[EXERCISE] List all lines of the data containing the word "wielkopolskiego".

[DATA LINES]
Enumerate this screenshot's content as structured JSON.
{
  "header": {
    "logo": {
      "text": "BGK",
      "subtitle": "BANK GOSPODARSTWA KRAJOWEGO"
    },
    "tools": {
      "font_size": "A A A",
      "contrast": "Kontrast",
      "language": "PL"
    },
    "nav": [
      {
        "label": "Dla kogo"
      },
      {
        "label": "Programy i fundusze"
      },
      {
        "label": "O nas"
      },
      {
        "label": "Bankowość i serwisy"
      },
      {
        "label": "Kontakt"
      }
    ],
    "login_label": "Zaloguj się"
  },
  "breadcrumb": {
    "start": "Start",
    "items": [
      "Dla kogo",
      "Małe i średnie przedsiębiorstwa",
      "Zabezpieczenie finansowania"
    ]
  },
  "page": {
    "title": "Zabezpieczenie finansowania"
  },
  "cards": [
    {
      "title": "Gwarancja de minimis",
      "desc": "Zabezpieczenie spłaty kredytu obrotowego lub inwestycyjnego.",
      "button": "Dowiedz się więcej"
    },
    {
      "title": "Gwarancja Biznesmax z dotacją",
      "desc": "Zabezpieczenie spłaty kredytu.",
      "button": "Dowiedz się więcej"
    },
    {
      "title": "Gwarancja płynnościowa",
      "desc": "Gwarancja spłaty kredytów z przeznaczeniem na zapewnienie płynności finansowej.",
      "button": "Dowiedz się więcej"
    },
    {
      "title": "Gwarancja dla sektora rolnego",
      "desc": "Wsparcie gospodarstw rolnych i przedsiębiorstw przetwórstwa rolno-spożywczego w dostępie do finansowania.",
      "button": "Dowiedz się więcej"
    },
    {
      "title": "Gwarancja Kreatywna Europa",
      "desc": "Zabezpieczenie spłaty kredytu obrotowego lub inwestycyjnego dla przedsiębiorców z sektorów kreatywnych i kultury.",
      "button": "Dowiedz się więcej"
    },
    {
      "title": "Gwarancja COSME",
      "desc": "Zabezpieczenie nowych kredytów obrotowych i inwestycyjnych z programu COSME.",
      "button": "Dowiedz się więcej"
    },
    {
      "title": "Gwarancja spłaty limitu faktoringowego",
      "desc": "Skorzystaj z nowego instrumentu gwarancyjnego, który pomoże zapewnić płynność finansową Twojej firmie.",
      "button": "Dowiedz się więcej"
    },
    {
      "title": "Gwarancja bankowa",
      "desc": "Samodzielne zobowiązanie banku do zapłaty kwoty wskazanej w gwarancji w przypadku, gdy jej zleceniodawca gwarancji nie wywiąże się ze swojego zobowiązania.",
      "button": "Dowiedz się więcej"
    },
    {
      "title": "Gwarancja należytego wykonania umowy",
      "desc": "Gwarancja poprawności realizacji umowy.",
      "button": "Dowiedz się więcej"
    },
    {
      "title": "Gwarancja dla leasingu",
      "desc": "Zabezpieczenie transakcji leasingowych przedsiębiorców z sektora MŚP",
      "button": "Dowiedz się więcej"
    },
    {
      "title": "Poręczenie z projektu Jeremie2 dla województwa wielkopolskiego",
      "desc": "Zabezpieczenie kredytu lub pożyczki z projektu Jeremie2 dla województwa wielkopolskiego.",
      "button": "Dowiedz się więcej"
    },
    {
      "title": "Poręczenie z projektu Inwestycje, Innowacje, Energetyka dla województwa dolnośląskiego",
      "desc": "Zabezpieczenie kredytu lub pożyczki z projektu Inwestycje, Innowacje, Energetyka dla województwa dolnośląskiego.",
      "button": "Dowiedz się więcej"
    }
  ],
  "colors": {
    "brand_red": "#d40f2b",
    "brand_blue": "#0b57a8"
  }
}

[PROBLEM SOLUTION]
      "title": "Poręczenie z projektu Jeremie2 dla województwa wielkopolskiego",
      "desc": "Zabezpieczenie kredytu lub pożyczki z projektu Jeremie2 dla województwa wielkopolskiego.",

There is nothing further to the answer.